■ **DATASET**
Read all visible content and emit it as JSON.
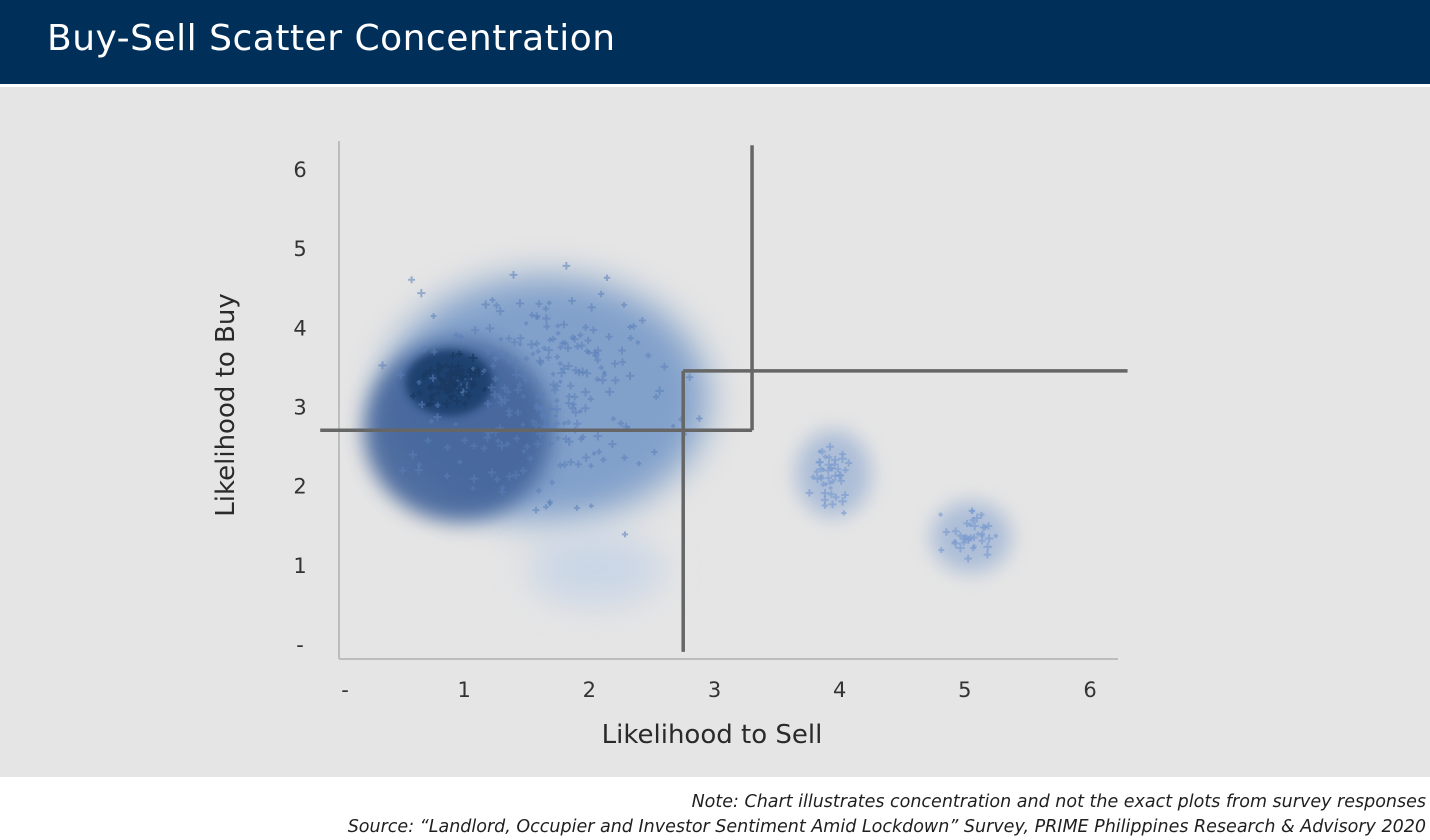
{
  "header": {
    "title": "Buy-Sell Scatter Concentration"
  },
  "colors": {
    "header_bg": "#002f5a",
    "panel_bg": "#e5e5e5",
    "dense_core": "#1e416e",
    "mid_cluster": "#42639a",
    "outer_cloud": "#6f94c6",
    "divider_lines": "#666666"
  },
  "chart_data": {
    "type": "scatter",
    "title": "",
    "xlabel": "Likelihood to Sell",
    "ylabel": "Likelihood to Buy",
    "xlim": [
      0,
      6.2
    ],
    "ylim": [
      -0.1,
      6.3
    ],
    "x_ticks": [
      {
        "value": 0,
        "label": "-"
      },
      {
        "value": 1,
        "label": "1"
      },
      {
        "value": 2,
        "label": "2"
      },
      {
        "value": 3,
        "label": "3"
      },
      {
        "value": 4,
        "label": "4"
      },
      {
        "value": 5,
        "label": "5"
      },
      {
        "value": 6,
        "label": "6"
      }
    ],
    "y_ticks": [
      {
        "value": 0,
        "label": "-"
      },
      {
        "value": 1,
        "label": "1"
      },
      {
        "value": 2,
        "label": "2"
      },
      {
        "value": 3,
        "label": "3"
      },
      {
        "value": 4,
        "label": "4"
      },
      {
        "value": 5,
        "label": "5"
      },
      {
        "value": 6,
        "label": "6"
      }
    ],
    "grid": false,
    "concentration_clusters": [
      {
        "level": "outer",
        "cx": 1.65,
        "cy": 3.1,
        "rx": 1.3,
        "ry": 1.55,
        "color": "#6f94c6"
      },
      {
        "level": "lower-spread",
        "cx": 2.05,
        "cy": 0.95,
        "rx": 0.55,
        "ry": 0.45,
        "color": "#c3d2e6"
      },
      {
        "level": "middle",
        "cx": 0.95,
        "cy": 2.7,
        "rx": 0.75,
        "ry": 1.15,
        "color": "#42639a"
      },
      {
        "level": "core",
        "cx": 0.88,
        "cy": 3.3,
        "rx": 0.35,
        "ry": 0.42,
        "color": "#1e416e"
      },
      {
        "level": "outlier-group",
        "cx": 3.95,
        "cy": 2.15,
        "rx": 0.3,
        "ry": 0.55,
        "color": "#7e9dcc"
      },
      {
        "level": "outlier-group",
        "cx": 5.05,
        "cy": 1.35,
        "rx": 0.32,
        "ry": 0.45,
        "color": "#7e9dcc"
      }
    ],
    "divider_segments": [
      {
        "x": [
          3.3,
          3.3
        ],
        "y": [
          6.3,
          2.7
        ]
      },
      {
        "x": [
          -0.15,
          3.3
        ],
        "y": [
          2.7,
          2.7
        ]
      },
      {
        "x": [
          2.75,
          2.75
        ],
        "y": [
          3.45,
          -0.1
        ]
      },
      {
        "x": [
          2.75,
          6.3
        ],
        "y": [
          3.45,
          3.45
        ]
      }
    ]
  },
  "footer": {
    "note": "Note: Chart illustrates concentration and not the exact plots from survey responses",
    "source": "Source: “Landlord, Occupier and Investor Sentiment Amid Lockdown” Survey, PRIME Philippines Research & Advisory 2020"
  }
}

■ **EXERCISE TASK**
In the entries above, identify every line with the string "title".

■ **SOLUTION FOR THIS TASK**
    "title": "Buy-Sell Scatter Concentration"
    "title": "",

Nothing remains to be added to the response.